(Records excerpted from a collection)
*****

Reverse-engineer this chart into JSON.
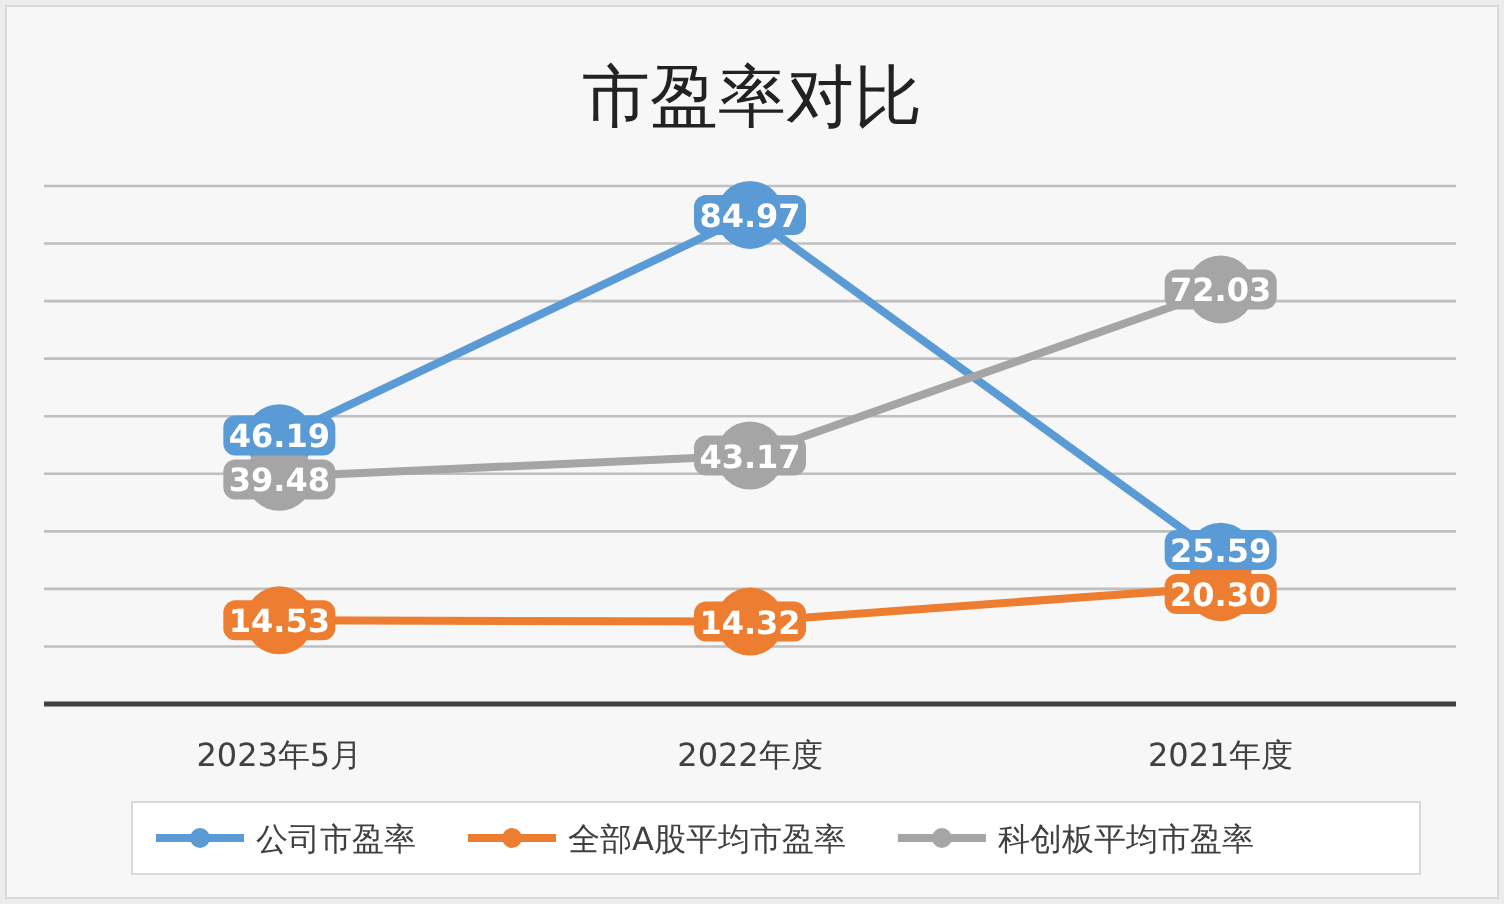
{
  "chart_data": {
    "type": "line",
    "title": "市盈率对比",
    "categories": [
      "2023年5月",
      "2022年度",
      "2021年度"
    ],
    "series": [
      {
        "name": "公司市盈率",
        "color": "#5b9bd5",
        "values": [
          46.19,
          84.97,
          25.59
        ],
        "value_labels": [
          "46.19",
          "84.97",
          "25.59"
        ]
      },
      {
        "name": "全部A股平均市盈率",
        "color": "#ed7d31",
        "values": [
          14.53,
          14.32,
          20.3
        ],
        "value_labels": [
          "14.53",
          "14.32",
          "20.30"
        ]
      },
      {
        "name": "科创板平均市盈率",
        "color": "#a5a5a5",
        "values": [
          39.48,
          43.17,
          72.03
        ],
        "value_labels": [
          "39.48",
          "43.17",
          "72.03"
        ]
      }
    ],
    "ylim": [
      0,
      90
    ],
    "yticks": [
      {
        "value": 0,
        "label": null
      },
      {
        "value": 10,
        "label": null
      },
      {
        "value": 20,
        "label": null
      },
      {
        "value": 30,
        "label": null
      },
      {
        "value": 40,
        "label": null
      },
      {
        "value": 50,
        "label": null
      },
      {
        "value": 60,
        "label": null
      },
      {
        "value": 70,
        "label": null
      },
      {
        "value": 80,
        "label": null
      },
      {
        "value": 90,
        "label": null
      }
    ],
    "grid": "y",
    "marker": "circle",
    "line_style": "solid",
    "legend": "bottom"
  }
}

*****

__Exercise directions__
Quote the material word for word, dropping any images it holds.

__Answer to this problem__
Reverse-engineer this chart into JSON.
{
  "chart_data": {
    "type": "line",
    "title": "市盈率对比",
    "categories": [
      "2023年5月",
      "2022年度",
      "2021年度"
    ],
    "series": [
      {
        "name": "公司市盈率",
        "color": "#5b9bd5",
        "values": [
          46.19,
          84.97,
          25.59
        ],
        "value_labels": [
          "46.19",
          "84.97",
          "25.59"
        ]
      },
      {
        "name": "全部A股平均市盈率",
        "color": "#ed7d31",
        "values": [
          14.53,
          14.32,
          20.3
        ],
        "value_labels": [
          "14.53",
          "14.32",
          "20.30"
        ]
      },
      {
        "name": "科创板平均市盈率",
        "color": "#a5a5a5",
        "values": [
          39.48,
          43.17,
          72.03
        ],
        "value_labels": [
          "39.48",
          "43.17",
          "72.03"
        ]
      }
    ],
    "ylim": [
      0,
      90
    ],
    "yticks": [
      {
        "value": 0,
        "label": null
      },
      {
        "value": 10,
        "label": null
      },
      {
        "value": 20,
        "label": null
      },
      {
        "value": 30,
        "label": null
      },
      {
        "value": 40,
        "label": null
      },
      {
        "value": 50,
        "label": null
      },
      {
        "value": 60,
        "label": null
      },
      {
        "value": 70,
        "label": null
      },
      {
        "value": 80,
        "label": null
      },
      {
        "value": 90,
        "label": null
      }
    ],
    "grid": "y",
    "marker": "circle",
    "line_style": "solid",
    "legend": "bottom"
  }
}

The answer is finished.